**Input for this task**

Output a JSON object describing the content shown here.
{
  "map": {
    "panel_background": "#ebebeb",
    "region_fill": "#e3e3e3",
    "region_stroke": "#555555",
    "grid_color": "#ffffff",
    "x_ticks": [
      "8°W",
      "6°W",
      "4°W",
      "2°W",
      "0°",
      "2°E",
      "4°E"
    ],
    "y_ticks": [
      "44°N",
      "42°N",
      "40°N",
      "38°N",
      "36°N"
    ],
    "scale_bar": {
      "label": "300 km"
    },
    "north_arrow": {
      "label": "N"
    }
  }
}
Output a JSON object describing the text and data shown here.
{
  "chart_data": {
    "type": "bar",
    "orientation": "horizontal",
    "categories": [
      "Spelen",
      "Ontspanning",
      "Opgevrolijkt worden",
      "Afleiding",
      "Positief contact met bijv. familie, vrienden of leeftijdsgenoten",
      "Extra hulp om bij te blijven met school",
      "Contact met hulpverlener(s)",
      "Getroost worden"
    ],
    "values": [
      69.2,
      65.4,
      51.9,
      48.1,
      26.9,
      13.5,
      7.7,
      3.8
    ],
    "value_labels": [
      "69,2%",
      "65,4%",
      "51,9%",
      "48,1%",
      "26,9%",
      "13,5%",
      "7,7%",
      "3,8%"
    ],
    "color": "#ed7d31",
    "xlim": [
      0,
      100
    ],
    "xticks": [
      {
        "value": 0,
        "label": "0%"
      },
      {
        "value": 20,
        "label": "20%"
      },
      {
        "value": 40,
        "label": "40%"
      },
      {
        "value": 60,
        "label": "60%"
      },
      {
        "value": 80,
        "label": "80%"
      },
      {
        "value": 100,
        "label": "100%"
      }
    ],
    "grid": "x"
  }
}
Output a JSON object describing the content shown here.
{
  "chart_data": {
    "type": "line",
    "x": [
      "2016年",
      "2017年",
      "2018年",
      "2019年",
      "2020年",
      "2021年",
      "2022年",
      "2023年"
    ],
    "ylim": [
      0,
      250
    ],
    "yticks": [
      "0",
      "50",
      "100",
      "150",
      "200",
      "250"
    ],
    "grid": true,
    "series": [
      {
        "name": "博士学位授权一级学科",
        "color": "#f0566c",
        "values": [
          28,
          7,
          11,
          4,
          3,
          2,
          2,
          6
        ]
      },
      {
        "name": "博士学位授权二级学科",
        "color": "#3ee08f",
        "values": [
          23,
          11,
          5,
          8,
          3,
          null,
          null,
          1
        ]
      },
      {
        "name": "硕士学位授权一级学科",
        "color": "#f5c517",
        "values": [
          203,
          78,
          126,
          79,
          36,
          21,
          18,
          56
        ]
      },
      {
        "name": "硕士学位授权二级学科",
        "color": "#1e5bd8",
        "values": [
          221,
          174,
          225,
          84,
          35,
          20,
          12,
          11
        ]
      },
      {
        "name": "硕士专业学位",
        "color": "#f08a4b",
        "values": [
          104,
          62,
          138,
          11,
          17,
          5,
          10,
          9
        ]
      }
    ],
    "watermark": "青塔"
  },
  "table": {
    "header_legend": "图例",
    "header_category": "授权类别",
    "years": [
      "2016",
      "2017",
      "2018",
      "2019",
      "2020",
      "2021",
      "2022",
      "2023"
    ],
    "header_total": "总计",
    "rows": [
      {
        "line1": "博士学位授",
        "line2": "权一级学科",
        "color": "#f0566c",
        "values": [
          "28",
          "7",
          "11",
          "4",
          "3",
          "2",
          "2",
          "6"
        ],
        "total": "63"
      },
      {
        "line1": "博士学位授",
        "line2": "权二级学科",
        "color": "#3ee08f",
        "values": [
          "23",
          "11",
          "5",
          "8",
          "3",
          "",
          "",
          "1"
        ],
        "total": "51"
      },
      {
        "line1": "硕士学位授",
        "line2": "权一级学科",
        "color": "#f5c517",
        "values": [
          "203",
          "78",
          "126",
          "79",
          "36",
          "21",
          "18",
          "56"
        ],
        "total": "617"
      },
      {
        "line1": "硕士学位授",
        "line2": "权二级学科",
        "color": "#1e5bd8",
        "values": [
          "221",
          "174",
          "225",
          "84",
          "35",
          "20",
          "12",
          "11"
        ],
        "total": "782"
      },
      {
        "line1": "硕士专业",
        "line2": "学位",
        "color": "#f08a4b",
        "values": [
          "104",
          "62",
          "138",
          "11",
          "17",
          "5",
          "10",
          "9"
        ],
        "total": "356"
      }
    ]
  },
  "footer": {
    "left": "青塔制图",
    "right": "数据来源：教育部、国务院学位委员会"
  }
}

**What you have to do**
Write out every record, exactly as written.

**Full solution**
Output a JSON object describing the content shown here.
{
  "map": {
    "panel_background": "#ebebeb",
    "region_fill": "#e3e3e3",
    "region_stroke": "#555555",
    "grid_color": "#ffffff",
    "x_ticks": [
      "8°W",
      "6°W",
      "4°W",
      "2°W",
      "0°",
      "2°E",
      "4°E"
    ],
    "y_ticks": [
      "44°N",
      "42°N",
      "40°N",
      "38°N",
      "36°N"
    ],
    "scale_bar": {
      "label": "300 km"
    },
    "north_arrow": {
      "label": "N"
    }
  }
}
Output a JSON object describing the text and data shown here.
{
  "chart_data": {
    "type": "bar",
    "orientation": "horizontal",
    "categories": [
      "Spelen",
      "Ontspanning",
      "Opgevrolijkt worden",
      "Afleiding",
      "Positief contact met bijv. familie, vrienden of leeftijdsgenoten",
      "Extra hulp om bij te blijven met school",
      "Contact met hulpverlener(s)",
      "Getroost worden"
    ],
    "values": [
      69.2,
      65.4,
      51.9,
      48.1,
      26.9,
      13.5,
      7.7,
      3.8
    ],
    "value_labels": [
      "69,2%",
      "65,4%",
      "51,9%",
      "48,1%",
      "26,9%",
      "13,5%",
      "7,7%",
      "3,8%"
    ],
    "color": "#ed7d31",
    "xlim": [
      0,
      100
    ],
    "xticks": [
      {
        "value": 0,
        "label": "0%"
      },
      {
        "value": 20,
        "label": "20%"
      },
      {
        "value": 40,
        "label": "40%"
      },
      {
        "value": 60,
        "label": "60%"
      },
      {
        "value": 80,
        "label": "80%"
      },
      {
        "value": 100,
        "label": "100%"
      }
    ],
    "grid": "x"
  }
}
Output a JSON object describing the content shown here.
{
  "chart_data": {
    "type": "line",
    "x": [
      "2016年",
      "2017年",
      "2018年",
      "2019年",
      "2020年",
      "2021年",
      "2022年",
      "2023年"
    ],
    "ylim": [
      0,
      250
    ],
    "yticks": [
      "0",
      "50",
      "100",
      "150",
      "200",
      "250"
    ],
    "grid": true,
    "series": [
      {
        "name": "博士学位授权一级学科",
        "color": "#f0566c",
        "values": [
          28,
          7,
          11,
          4,
          3,
          2,
          2,
          6
        ]
      },
      {
        "name": "博士学位授权二级学科",
        "color": "#3ee08f",
        "values": [
          23,
          11,
          5,
          8,
          3,
          null,
          null,
          1
        ]
      },
      {
        "name": "硕士学位授权一级学科",
        "color": "#f5c517",
        "values": [
          203,
          78,
          126,
          79,
          36,
          21,
          18,
          56
        ]
      },
      {
        "name": "硕士学位授权二级学科",
        "color": "#1e5bd8",
        "values": [
          221,
          174,
          225,
          84,
          35,
          20,
          12,
          11
        ]
      },
      {
        "name": "硕士专业学位",
        "color": "#f08a4b",
        "values": [
          104,
          62,
          138,
          11,
          17,
          5,
          10,
          9
        ]
      }
    ],
    "watermark": "青塔"
  },
  "table": {
    "header_legend": "图例",
    "header_category": "授权类别",
    "years": [
      "2016",
      "2017",
      "2018",
      "2019",
      "2020",
      "2021",
      "2022",
      "2023"
    ],
    "header_total": "总计",
    "rows": [
      {
        "line1": "博士学位授",
        "line2": "权一级学科",
        "color": "#f0566c",
        "values": [
          "28",
          "7",
          "11",
          "4",
          "3",
          "2",
          "2",
          "6"
        ],
        "total": "63"
      },
      {
        "line1": "博士学位授",
        "line2": "权二级学科",
        "color": "#3ee08f",
        "values": [
          "23",
          "11",
          "5",
          "8",
          "3",
          "",
          "",
          "1"
        ],
        "total": "51"
      },
      {
        "line1": "硕士学位授",
        "line2": "权一级学科",
        "color": "#f5c517",
        "values": [
          "203",
          "78",
          "126",
          "79",
          "36",
          "21",
          "18",
          "56"
        ],
        "total": "617"
      },
      {
        "line1": "硕士学位授",
        "line2": "权二级学科",
        "color": "#1e5bd8",
        "values": [
          "221",
          "174",
          "225",
          "84",
          "35",
          "20",
          "12",
          "11"
        ],
        "total": "782"
      },
      {
        "line1": "硕士专业",
        "line2": "学位",
        "color": "#f08a4b",
        "values": [
          "104",
          "62",
          "138",
          "11",
          "17",
          "5",
          "10",
          "9"
        ],
        "total": "356"
      }
    ]
  },
  "footer": {
    "left": "青塔制图",
    "right": "数据来源：教育部、国务院学位委员会"
  }
}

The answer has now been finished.